◆ Given request: Extract the data exactly, missing nothing.

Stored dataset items
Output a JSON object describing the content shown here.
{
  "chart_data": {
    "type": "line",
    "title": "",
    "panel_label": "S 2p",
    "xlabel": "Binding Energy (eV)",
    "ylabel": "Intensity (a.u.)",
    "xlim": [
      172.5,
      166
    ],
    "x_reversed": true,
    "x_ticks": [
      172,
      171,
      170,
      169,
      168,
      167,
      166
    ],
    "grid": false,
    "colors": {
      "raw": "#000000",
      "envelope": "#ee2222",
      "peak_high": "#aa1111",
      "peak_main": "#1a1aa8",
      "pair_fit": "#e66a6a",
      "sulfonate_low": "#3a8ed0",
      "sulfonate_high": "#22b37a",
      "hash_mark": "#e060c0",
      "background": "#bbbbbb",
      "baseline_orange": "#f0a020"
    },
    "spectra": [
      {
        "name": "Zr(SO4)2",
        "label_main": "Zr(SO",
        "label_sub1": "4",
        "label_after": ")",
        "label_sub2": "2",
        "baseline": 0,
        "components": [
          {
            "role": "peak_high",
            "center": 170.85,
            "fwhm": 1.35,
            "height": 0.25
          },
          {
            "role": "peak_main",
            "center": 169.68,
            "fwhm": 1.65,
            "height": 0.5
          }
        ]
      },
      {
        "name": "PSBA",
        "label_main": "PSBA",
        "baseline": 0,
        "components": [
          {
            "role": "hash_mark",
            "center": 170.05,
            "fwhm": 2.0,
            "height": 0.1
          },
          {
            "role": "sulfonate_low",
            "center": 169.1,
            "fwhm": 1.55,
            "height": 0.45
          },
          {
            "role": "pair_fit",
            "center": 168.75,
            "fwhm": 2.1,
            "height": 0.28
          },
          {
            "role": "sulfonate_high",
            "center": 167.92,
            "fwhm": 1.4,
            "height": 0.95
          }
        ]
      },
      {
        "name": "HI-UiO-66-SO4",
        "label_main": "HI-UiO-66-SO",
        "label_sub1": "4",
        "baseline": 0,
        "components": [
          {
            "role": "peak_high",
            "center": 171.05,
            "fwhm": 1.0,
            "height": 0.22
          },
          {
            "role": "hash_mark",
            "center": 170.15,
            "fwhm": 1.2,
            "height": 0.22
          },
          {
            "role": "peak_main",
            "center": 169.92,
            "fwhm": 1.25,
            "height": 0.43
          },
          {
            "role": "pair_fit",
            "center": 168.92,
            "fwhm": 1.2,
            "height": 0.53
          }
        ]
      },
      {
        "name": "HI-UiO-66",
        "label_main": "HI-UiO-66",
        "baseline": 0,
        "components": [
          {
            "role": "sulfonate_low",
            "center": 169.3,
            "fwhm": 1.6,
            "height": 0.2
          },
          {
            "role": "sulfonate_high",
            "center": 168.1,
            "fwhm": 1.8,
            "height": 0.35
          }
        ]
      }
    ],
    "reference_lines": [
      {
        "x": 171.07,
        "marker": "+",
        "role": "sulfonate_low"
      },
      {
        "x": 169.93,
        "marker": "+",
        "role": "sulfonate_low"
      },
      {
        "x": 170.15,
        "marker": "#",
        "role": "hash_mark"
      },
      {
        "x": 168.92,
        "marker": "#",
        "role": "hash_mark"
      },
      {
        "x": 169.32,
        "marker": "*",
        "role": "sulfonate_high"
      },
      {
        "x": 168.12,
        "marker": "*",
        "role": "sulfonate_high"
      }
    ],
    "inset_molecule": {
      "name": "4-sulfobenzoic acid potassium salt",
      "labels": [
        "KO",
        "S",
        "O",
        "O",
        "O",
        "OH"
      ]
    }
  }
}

◆ Correct answer:
Output a JSON object describing the content shown here.
{
  "chart_data": {
    "type": "line",
    "title": "",
    "panel_label": "S 2p",
    "xlabel": "Binding Energy (eV)",
    "ylabel": "Intensity (a.u.)",
    "xlim": [
      172.5,
      166
    ],
    "x_reversed": true,
    "x_ticks": [
      172,
      171,
      170,
      169,
      168,
      167,
      166
    ],
    "grid": false,
    "colors": {
      "raw": "#000000",
      "envelope": "#ee2222",
      "peak_high": "#aa1111",
      "peak_main": "#1a1aa8",
      "pair_fit": "#e66a6a",
      "sulfonate_low": "#3a8ed0",
      "sulfonate_high": "#22b37a",
      "hash_mark": "#e060c0",
      "background": "#bbbbbb",
      "baseline_orange": "#f0a020"
    },
    "spectra": [
      {
        "name": "Zr(SO4)2",
        "label_main": "Zr(SO",
        "label_sub1": "4",
        "label_after": ")",
        "label_sub2": "2",
        "baseline": 0,
        "components": [
          {
            "role": "peak_high",
            "center": 170.85,
            "fwhm": 1.35,
            "height": 0.25
          },
          {
            "role": "peak_main",
            "center": 169.68,
            "fwhm": 1.65,
            "height": 0.5
          }
        ]
      },
      {
        "name": "PSBA",
        "label_main": "PSBA",
        "baseline": 0,
        "components": [
          {
            "role": "hash_mark",
            "center": 170.05,
            "fwhm": 2.0,
            "height": 0.1
          },
          {
            "role": "sulfonate_low",
            "center": 169.1,
            "fwhm": 1.55,
            "height": 0.45
          },
          {
            "role": "pair_fit",
            "center": 168.75,
            "fwhm": 2.1,
            "height": 0.28
          },
          {
            "role": "sulfonate_high",
            "center": 167.92,
            "fwhm": 1.4,
            "height": 0.95
          }
        ]
      },
      {
        "name": "HI-UiO-66-SO4",
        "label_main": "HI-UiO-66-SO",
        "label_sub1": "4",
        "baseline": 0,
        "components": [
          {
            "role": "peak_high",
            "center": 171.05,
            "fwhm": 1.0,
            "height": 0.22
          },
          {
            "role": "hash_mark",
            "center": 170.15,
            "fwhm": 1.2,
            "height": 0.22
          },
          {
            "role": "peak_main",
            "center": 169.92,
            "fwhm": 1.25,
            "height": 0.43
          },
          {
            "role": "pair_fit",
            "center": 168.92,
            "fwhm": 1.2,
            "height": 0.53
          }
        ]
      },
      {
        "name": "HI-UiO-66",
        "label_main": "HI-UiO-66",
        "baseline": 0,
        "components": [
          {
            "role": "sulfonate_low",
            "center": 169.3,
            "fwhm": 1.6,
            "height": 0.2
          },
          {
            "role": "sulfonate_high",
            "center": 168.1,
            "fwhm": 1.8,
            "height": 0.35
          }
        ]
      }
    ],
    "reference_lines": [
      {
        "x": 171.07,
        "marker": "+",
        "role": "sulfonate_low"
      },
      {
        "x": 169.93,
        "marker": "+",
        "role": "sulfonate_low"
      },
      {
        "x": 170.15,
        "marker": "#",
        "role": "hash_mark"
      },
      {
        "x": 168.92,
        "marker": "#",
        "role": "hash_mark"
      },
      {
        "x": 169.32,
        "marker": "*",
        "role": "sulfonate_high"
      },
      {
        "x": 168.12,
        "marker": "*",
        "role": "sulfonate_high"
      }
    ],
    "inset_molecule": {
      "name": "4-sulfobenzoic acid potassium salt",
      "labels": [
        "KO",
        "S",
        "O",
        "O",
        "O",
        "OH"
      ]
    }
  }
}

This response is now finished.